## START Supplied records

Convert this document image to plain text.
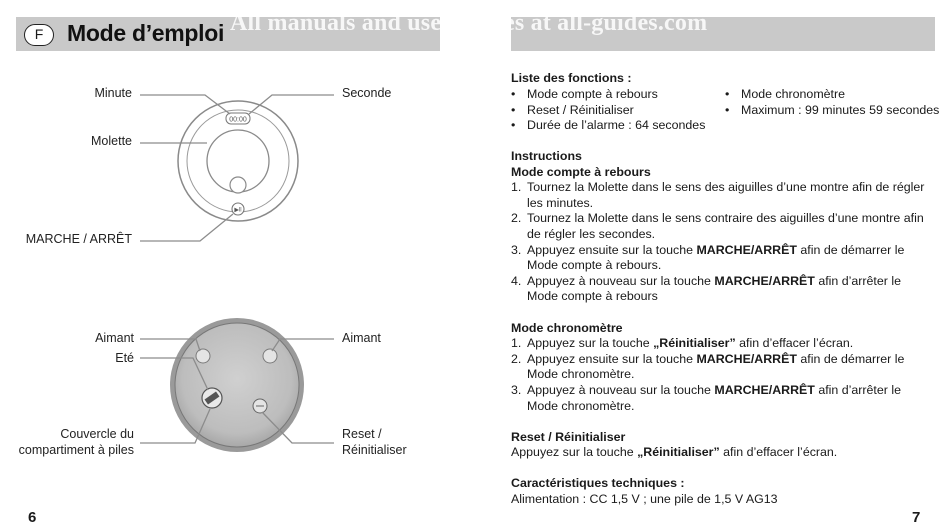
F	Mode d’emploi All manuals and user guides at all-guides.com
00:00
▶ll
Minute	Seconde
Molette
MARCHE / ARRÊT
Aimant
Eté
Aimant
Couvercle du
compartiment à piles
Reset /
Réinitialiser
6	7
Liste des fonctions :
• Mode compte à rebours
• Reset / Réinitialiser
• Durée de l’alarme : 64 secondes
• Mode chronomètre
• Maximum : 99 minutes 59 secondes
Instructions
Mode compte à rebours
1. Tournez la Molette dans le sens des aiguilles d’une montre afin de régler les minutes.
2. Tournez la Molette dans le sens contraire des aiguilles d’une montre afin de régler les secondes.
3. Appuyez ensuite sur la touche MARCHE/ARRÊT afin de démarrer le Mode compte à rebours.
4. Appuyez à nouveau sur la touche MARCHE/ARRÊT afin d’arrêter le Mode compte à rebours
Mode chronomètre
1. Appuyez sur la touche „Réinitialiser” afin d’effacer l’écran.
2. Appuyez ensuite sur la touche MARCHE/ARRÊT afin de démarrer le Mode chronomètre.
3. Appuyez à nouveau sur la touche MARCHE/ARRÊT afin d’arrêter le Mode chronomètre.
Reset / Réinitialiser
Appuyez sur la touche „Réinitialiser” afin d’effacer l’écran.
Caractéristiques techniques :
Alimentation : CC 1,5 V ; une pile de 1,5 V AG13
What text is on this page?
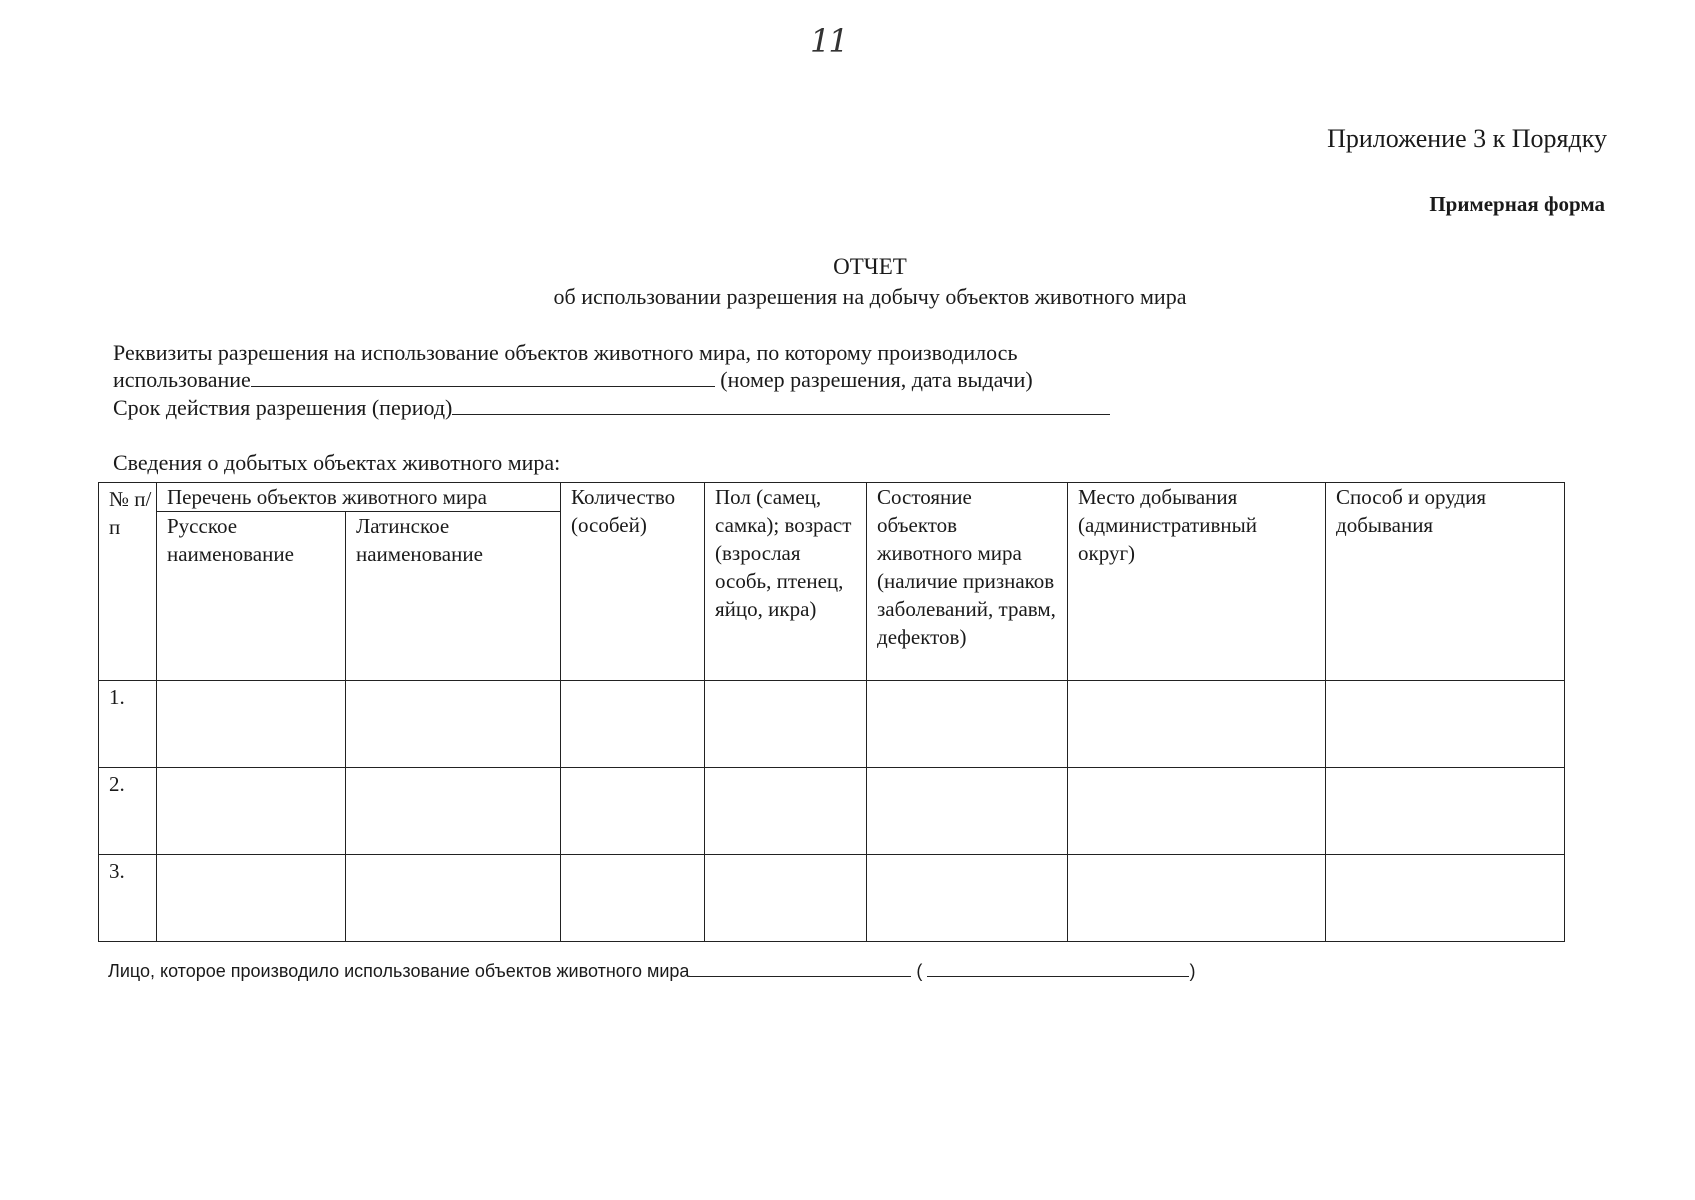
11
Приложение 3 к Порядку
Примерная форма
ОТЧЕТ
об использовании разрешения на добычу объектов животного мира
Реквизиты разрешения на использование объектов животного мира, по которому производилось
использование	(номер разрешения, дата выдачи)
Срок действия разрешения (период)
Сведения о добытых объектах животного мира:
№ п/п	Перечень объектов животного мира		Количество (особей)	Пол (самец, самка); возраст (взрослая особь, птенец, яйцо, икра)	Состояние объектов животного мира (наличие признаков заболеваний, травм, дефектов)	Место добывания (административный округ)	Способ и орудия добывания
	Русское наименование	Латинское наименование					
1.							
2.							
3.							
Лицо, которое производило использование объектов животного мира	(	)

## END Supplied records

• _Given instruction_
Locate all lines in the listing above with the word "объектов". Copy them.

• _Solution below_
об использовании разрешения на добычу объектов животного мира
Реквизиты разрешения на использование объектов животного мира, по которому производилось
№ п/п	Перечень объектов животного мира		Количество (особей)	Пол (самец, самка); возраст (взрослая особь, птенец, яйцо, икра)	Состояние объектов животного мира (наличие признаков заболеваний, травм, дефектов)	Место добывания (административный округ)	Способ и орудия добывания
Лицо, которое производило использование объектов животного мира	(	)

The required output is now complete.